What to work on. Write out the material below exactly, beginning at the line that contains "Output a JSON object describing the content" and ending with its last line, both ends included; write nothing else.

Collected data entries:
#####

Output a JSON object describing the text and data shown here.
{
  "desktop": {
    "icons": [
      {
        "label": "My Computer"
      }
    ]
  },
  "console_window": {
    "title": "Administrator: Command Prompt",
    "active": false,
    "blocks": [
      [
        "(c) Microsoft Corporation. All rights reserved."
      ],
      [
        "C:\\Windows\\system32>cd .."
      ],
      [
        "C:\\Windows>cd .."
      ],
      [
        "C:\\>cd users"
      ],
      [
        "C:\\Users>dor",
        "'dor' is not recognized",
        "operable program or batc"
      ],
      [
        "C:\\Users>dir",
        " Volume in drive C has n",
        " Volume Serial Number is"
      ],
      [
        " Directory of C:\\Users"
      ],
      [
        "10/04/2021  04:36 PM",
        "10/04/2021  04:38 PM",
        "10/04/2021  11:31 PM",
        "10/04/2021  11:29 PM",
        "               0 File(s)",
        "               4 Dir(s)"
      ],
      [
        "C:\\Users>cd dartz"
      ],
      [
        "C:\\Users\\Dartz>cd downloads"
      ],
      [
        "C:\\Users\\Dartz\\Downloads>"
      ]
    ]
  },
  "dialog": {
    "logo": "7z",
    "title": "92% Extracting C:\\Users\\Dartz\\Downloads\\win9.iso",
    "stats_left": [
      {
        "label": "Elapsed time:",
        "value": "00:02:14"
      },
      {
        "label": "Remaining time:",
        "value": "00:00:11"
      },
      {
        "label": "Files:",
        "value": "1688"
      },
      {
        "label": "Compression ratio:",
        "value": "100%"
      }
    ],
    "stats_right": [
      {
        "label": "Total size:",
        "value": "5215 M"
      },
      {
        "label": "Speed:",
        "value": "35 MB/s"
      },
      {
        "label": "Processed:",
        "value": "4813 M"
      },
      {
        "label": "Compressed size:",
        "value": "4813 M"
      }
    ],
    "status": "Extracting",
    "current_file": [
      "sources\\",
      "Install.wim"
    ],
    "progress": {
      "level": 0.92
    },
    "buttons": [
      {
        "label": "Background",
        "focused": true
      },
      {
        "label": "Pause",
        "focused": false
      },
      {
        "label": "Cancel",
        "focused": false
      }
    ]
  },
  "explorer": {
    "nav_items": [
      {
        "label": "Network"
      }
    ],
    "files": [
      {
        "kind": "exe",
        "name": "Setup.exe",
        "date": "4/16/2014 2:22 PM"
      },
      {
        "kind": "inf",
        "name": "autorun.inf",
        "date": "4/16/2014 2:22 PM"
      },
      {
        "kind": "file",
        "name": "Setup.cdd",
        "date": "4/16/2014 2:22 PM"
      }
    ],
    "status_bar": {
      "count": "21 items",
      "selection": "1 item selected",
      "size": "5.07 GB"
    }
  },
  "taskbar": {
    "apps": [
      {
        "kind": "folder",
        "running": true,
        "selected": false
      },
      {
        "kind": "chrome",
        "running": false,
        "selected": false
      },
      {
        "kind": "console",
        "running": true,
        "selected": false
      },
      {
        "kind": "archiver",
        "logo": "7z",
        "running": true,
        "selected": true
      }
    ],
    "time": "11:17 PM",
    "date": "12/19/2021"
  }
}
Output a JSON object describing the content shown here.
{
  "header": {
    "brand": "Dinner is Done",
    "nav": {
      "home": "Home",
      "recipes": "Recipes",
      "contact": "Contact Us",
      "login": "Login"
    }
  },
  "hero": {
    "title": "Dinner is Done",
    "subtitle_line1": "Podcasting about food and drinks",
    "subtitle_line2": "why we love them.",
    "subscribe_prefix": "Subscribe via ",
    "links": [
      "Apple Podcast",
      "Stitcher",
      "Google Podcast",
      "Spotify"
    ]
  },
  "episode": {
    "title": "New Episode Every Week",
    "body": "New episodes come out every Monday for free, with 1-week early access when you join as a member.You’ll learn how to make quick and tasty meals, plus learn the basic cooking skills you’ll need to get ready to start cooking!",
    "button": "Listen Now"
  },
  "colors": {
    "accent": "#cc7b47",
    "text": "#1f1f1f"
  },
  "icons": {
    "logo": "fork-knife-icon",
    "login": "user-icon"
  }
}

#####

Problem solution.
Output a JSON object describing the content shown here.
{
  "header": {
    "brand": "Dinner is Done",
    "nav": {
      "home": "Home",
      "recipes": "Recipes",
      "contact": "Contact Us",
      "login": "Login"
    }
  },
  "hero": {
    "title": "Dinner is Done",
    "subtitle_line1": "Podcasting about food and drinks",
    "subtitle_line2": "why we love them.",
    "subscribe_prefix": "Subscribe via ",
    "links": [
      "Apple Podcast",
      "Stitcher",
      "Google Podcast",
      "Spotify"
    ]
  },
  "episode": {
    "title": "New Episode Every Week",
    "body": "New episodes come out every Monday for free, with 1-week early access when you join as a member.You’ll learn how to make quick and tasty meals, plus learn the basic cooking skills you’ll need to get ready to start cooking!",
    "button": "Listen Now"
  },
  "colors": {
    "accent": "#cc7b47",
    "text": "#1f1f1f"
  },
  "icons": {
    "logo": "fork-knife-icon",
    "login": "user-icon"
  }
}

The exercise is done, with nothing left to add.